**Belge bölümü:**
Hikmetinden Suâl Olmaz!

Hazret-i Mevlânâ’nın Gönül Deryâsında Sır ve Hikmet İncileri

Yüzakı Dergisi, Yıl: 2019 Ay: Mart, Sayı: 169

MÂRİFETULLAH MEKTEBİ

Bu cihan, bir mârifetullah mektebidir.

İnsan, bu mektebin talebesidir.

Peygamberler bu cihan mektebinin hocalarıdır. İnsanlığa; Hakk’ı, kitâbı ve hikmeti tâlim eylemişler ve onları tezkiye ve terbiye etmişlerdir.

Bu mektebin iki türlü kitabı vardır:

  • İlâhî kitap yani Kur’ân-ı Kerim.

Bir de;

  • Kâinat kitabı…

Çünkü Rabbimiz; cihânı, bu mektebin bir lâboratuvarı hâlinde, tefekküre malzeme olacak şekilde tezyin eylemiştir.

Cenâb-ı Hak; insana bu talebelikte muvaffak olabilmesi için, kalp, akıl ve idrâk ihsân eylemiştir.

İnsan, cihâna boş bir bant hâlinde gelir. Kitap ve Sünnet’i telâkkî etmek sûretiyle, kâmil insan hüviyeti kazanır.

Bir mütefekkir der ki:

“Eğer sen bu cihanda güzel bir eğitimci olmak istiyorsan, gökyüzünün talebesi ol! (Kitap ve Sünnet’in tahsilini îfâ et! Bir ömür onların muhtevâsında daimî bir vecd, heyecan ve istiğrak ile yaşa!)”

İnsan; cehlini izâle etmek için de öğrenmeye mecburdur. Meraklı ve mütecessistir. Aklını, mantığını, kendisine kadar ulaşan mâlûmat birikimini, tecrübe ve müşâhedelerini kullanarak bilgisini artırmaya çalışır. Bu yolda sualler sorar, cevaplar arar. Bu usûl, maddî ilimler ve fikirler cephesinde işe yarar.

Lâkin, insanın önündeki tahsilin gayesi olan «mârifetullah, kendini tanımak, böylece Rabbini bilmek, âhirete hazırlanmak», husûsunda, kendi akıl ve tecrübesinin çok mahdut bir imkânı vardır. Çünkü akıl; metafizik / fizik ötesi / mânevî bahislerde tek başına bir rehber olamamakta, hattâ bilâkis kendisi rehberliğe muhtaç kalmaktadır.

Bu sebeple, akıl; bu tehlikeli okyanusta, maddî sahadaki usûlünce, suallerin girdabına yakalanırsa, ciddî müşkilâta düşer.

Bilhassa; sırr-ı kader, Cenâb-ı Hakk’ın ilmi ve kudreti, sonsuzluk gibi bahislerde, dünya ölçüsündeki sınırlı aklıyla sualler sorarak cevap aramak; «Bulamadım.» diye de yokluğuna hükmetmek zavallı bir akıl fukarâlığıdır.

[Koordinat işaretleme kayıtları]
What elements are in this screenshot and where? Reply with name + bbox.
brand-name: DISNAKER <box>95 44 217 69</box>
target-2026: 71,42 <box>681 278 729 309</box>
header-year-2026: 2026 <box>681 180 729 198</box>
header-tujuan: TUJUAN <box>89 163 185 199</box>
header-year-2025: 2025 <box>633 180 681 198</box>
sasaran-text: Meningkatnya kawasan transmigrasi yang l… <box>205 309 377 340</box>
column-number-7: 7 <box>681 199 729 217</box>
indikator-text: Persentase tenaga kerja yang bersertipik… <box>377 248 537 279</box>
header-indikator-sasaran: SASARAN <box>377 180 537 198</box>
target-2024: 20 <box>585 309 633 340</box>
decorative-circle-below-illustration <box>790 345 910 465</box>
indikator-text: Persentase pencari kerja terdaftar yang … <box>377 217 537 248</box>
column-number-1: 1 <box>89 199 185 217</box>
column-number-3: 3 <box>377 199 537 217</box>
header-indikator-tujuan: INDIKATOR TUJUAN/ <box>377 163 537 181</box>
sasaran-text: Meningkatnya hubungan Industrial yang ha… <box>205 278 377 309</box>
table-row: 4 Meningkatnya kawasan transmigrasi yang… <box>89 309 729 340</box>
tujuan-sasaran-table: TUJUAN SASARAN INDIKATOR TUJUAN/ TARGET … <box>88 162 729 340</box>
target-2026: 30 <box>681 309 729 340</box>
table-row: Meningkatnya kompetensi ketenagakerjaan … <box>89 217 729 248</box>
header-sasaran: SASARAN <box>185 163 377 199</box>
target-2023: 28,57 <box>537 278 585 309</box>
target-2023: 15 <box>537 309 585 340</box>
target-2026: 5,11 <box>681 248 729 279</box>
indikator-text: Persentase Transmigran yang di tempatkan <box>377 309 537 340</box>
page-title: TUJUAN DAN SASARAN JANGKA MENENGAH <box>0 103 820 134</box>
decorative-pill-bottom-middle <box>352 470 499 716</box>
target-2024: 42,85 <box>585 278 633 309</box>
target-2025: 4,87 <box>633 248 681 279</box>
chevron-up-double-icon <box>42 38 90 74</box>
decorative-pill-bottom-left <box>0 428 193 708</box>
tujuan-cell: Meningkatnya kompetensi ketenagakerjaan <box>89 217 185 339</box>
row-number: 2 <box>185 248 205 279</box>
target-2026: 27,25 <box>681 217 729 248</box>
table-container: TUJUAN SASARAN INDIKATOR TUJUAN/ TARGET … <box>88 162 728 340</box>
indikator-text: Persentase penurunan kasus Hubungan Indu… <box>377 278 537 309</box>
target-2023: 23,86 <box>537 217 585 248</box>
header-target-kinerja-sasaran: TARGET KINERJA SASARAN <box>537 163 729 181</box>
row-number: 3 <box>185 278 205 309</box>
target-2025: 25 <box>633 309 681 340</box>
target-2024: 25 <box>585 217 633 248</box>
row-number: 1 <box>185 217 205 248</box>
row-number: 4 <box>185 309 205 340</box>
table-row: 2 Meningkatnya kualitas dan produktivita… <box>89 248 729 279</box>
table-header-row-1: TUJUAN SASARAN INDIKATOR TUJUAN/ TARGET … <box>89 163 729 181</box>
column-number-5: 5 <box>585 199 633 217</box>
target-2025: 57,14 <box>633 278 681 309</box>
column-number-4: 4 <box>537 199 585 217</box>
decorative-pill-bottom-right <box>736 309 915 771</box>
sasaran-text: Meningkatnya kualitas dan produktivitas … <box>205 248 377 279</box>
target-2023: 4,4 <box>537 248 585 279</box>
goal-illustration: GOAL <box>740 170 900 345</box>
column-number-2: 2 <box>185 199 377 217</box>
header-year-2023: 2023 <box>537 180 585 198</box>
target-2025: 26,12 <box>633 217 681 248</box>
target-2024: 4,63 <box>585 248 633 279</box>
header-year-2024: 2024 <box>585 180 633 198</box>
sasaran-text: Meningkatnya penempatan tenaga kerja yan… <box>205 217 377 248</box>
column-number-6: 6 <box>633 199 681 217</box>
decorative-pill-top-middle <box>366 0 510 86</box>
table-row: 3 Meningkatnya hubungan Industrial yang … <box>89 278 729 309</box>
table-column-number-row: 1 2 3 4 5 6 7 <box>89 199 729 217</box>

**Görevler:**
**1.** Mârifetullah mektebi yazısına göre aşağıdaki soruları cevaplayın.
(a) Bu cihan mektebinin hocaları kimlerdir?
(b) Bu mektebin iki türlü kitabı hangileridir?
(c) Cenâb-ı Hak, insanın bu talebelikte muvaffak olabilmesi için ona neler ihsan etmiştir?
**2.** Mârifetullah mektebi yazısına göre, insanın kendi akıl ve tecrübesinin mârifetullah konusunda neden çok sınırlı bir imkânı vardır? Bir ile üç cümle arasında açıklayın.
**3.** Mârifetullah mektebi yazısını, gösterilen son cümleden sonra devam ettirerek yazın.

**Alıştırma cevapları:**
**1.**
(a) Peygamberlerdir.
(b) İlâhî kitap, yani Kur'ân-ı Kerim ve kâinat kitabıdır.
(c) Kalp, akıl ve idrâk ihsan etmiştir.

**2.** Akıl, metafizik ve mânevî konularda tek başına rehber olamaz. Hatta kendisi de rehberliğe muhtaç kalır.

**3.**
Ayrıca;

SUAL SORMAK, İKİ TÜRLÜDÜR

Birincisi; anlamak, fehmetmek, hikmetine vâsıl olmak ve kalben tatmin olmak için zarûrî olarak zuhur eden suallerdir.

İkincisi ise; itiraz üretmek, muhalefet etmek ve çürütmeye çalışmak için, bir cidal usûlü olarak sualler sormaktır.

Dînimiz; birinci tarzdaki sualleri destekleyip, cevaplarını verirken, ikincisine ihtiyaç kalmamıştır.

Peygamber Efendimiz -sallâllâhu aleyhi ve sellem-; ashâbını bu mânâda yani âdetâ itiraz, işi yokuşa sürme, zorlaştırma ve geciktirme mânâsına gelebilecek tarzda çok sual sormaktan men etmiş, buna mukabil ashâbından; aklın sınırını aşan meselelerde; سَمِعْنَا وَاَطَعْنَا «İşittik itaat ettik!» diyerek teslîmiyet göstermelerini istemiştir. Önceki kavimlerin de çok sual sormaları sebebiyle helâk olduklarını bildirmiştir.

Bilhassa mâneviyat ve hikmet sahasının, bu itiraz suallerine kapalı olduğunun bir şahidi de, Hızır -aleyhisselâm- ve Musa -aleyhisselâm- kıssasıdır. Ledünnî ilme talip olarak, Hızır -aleyhisselâm-’a tâbî olmak isteyen Hazret-i Musa’ya, Hazret-i Hızır;

“–Ben açıklamadıkça, sual sormayacak, itiraz etmeyeceksin!” şartını koşmuştur. (el-Kehf, 70)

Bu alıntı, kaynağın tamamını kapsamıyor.